YOUR GOAL. Word for word, give the material below again, minus any images.

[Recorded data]
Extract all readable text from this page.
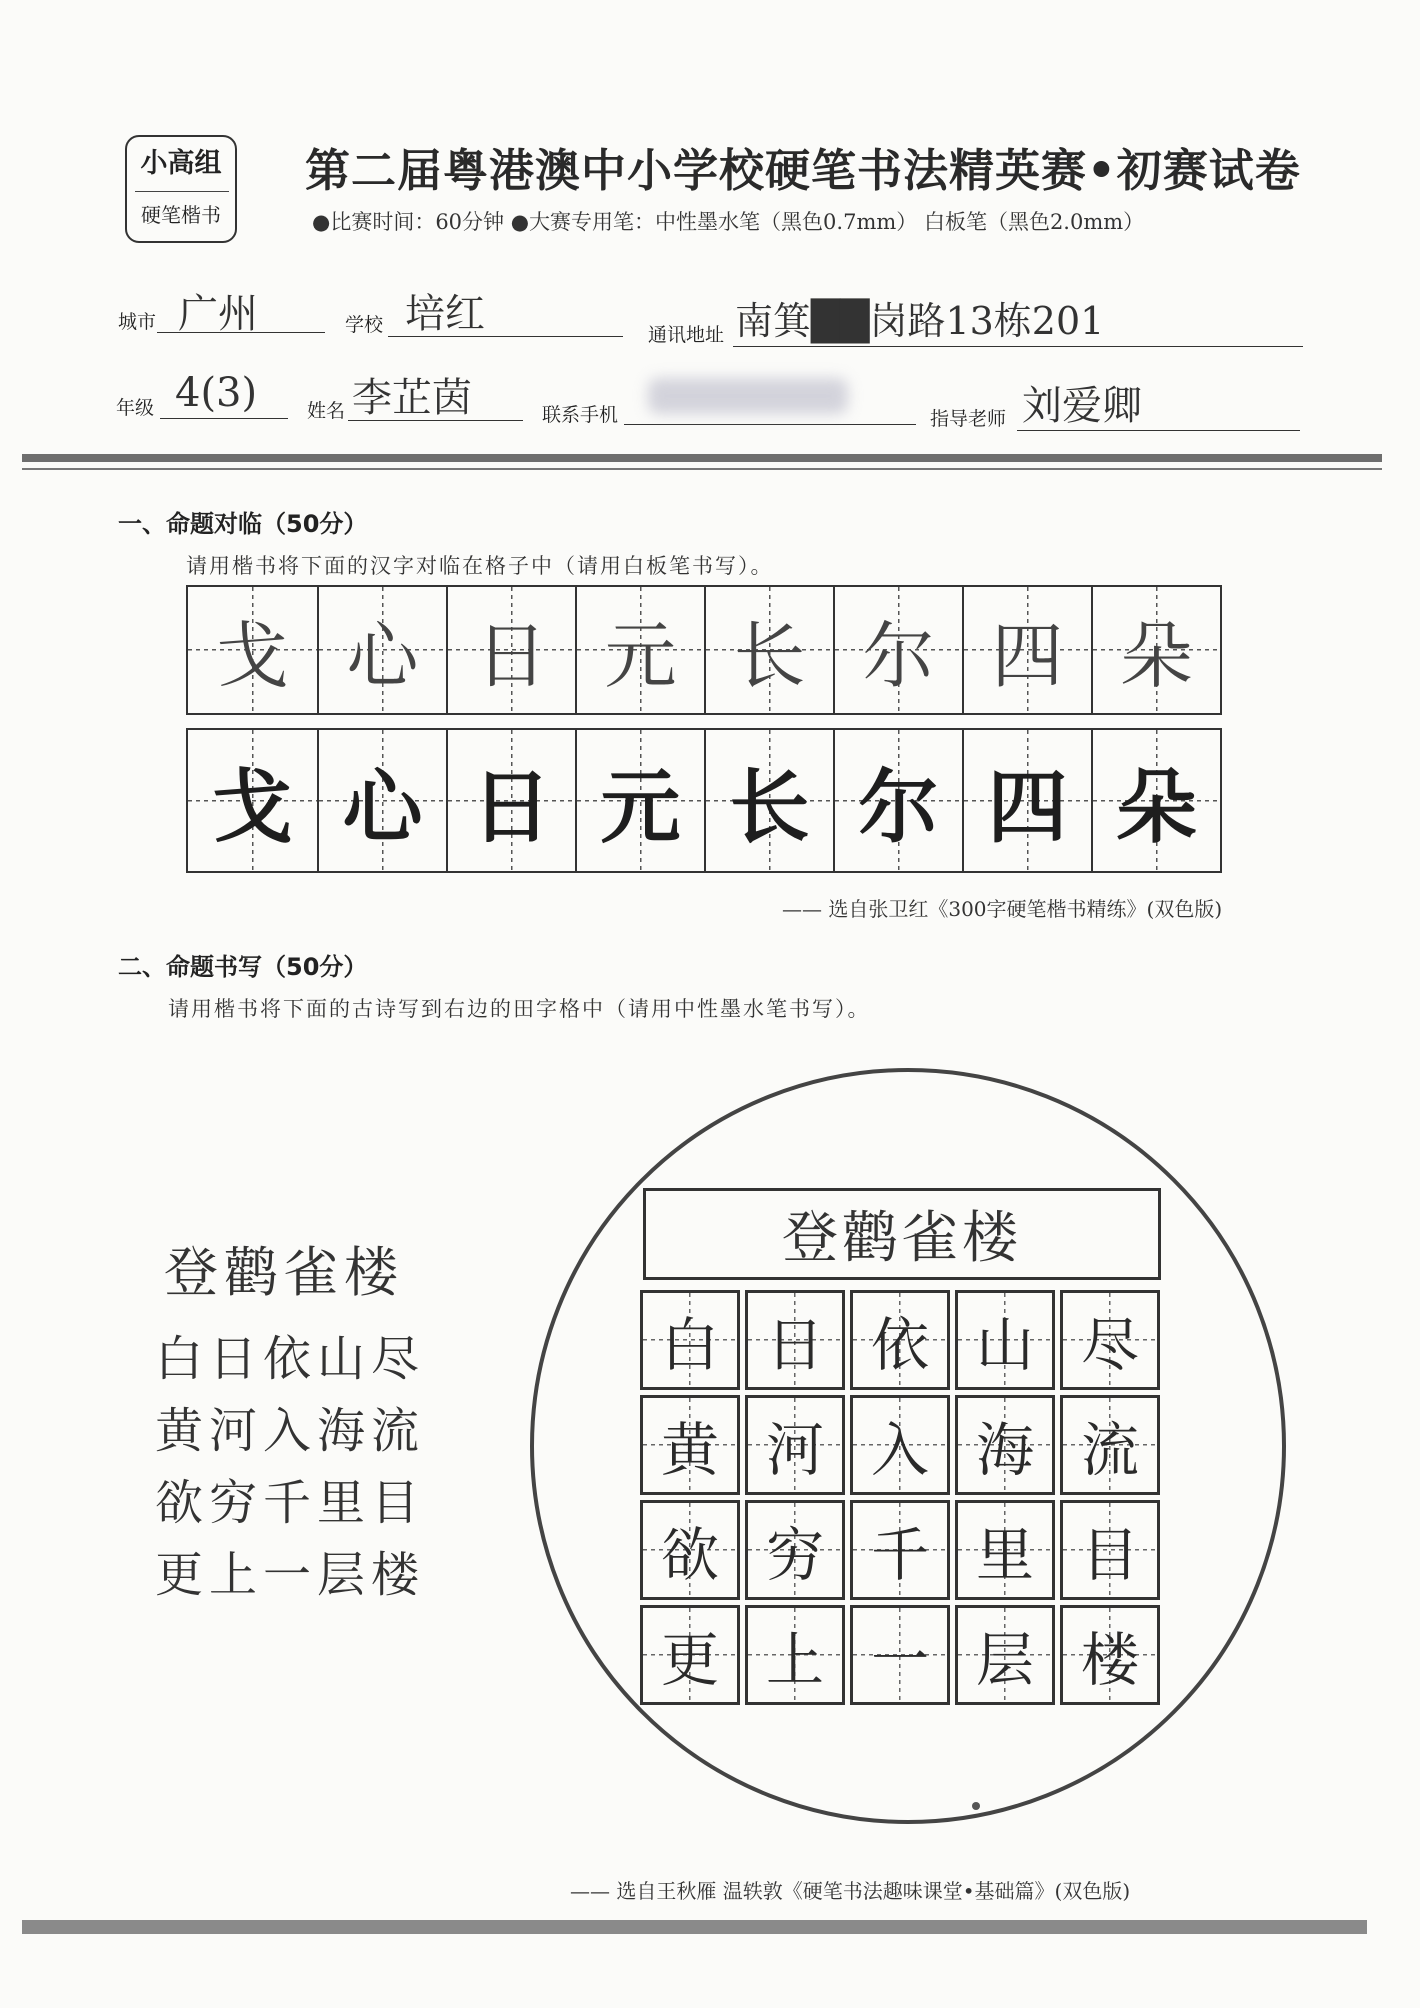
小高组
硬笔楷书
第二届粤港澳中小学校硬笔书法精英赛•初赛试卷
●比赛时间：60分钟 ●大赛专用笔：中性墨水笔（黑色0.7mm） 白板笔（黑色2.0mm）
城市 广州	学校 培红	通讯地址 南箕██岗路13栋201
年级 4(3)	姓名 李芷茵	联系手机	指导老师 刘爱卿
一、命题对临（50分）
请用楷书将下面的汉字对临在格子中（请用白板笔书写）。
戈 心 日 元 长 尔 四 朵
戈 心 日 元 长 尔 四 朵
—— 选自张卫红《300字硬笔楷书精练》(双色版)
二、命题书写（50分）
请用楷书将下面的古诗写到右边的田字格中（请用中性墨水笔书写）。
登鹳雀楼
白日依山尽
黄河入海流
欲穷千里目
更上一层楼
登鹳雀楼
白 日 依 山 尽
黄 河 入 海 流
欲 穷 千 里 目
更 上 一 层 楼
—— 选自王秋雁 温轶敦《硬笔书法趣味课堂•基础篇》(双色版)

EXERCISE ANSWER.
Extract all readable text from this page.
小高组
硬笔楷书
第二届粤港澳中小学校硬笔书法精英赛•初赛试卷
●比赛时间：60分钟 ●大赛专用笔：中性墨水笔（黑色0.7mm） 白板笔（黑色2.0mm）
城市 广州	学校 培红	通讯地址 南箕██岗路13栋201
年级 4(3)	姓名 李芷茵	联系手机	指导老师 刘爱卿
一、命题对临（50分）
请用楷书将下面的汉字对临在格子中（请用白板笔书写）。
戈 心 日 元 长 尔 四 朵
戈 心 日 元 长 尔 四 朵
—— 选自张卫红《300字硬笔楷书精练》(双色版)
二、命题书写（50分）
请用楷书将下面的古诗写到右边的田字格中（请用中性墨水笔书写）。
登鹳雀楼
白日依山尽
黄河入海流
欲穷千里目
更上一层楼
登鹳雀楼
白 日 依 山 尽
黄 河 入 海 流
欲 穷 千 里 目
更 上 一 层 楼
—— 选自王秋雁 温轶敦《硬笔书法趣味课堂•基础篇》(双色版)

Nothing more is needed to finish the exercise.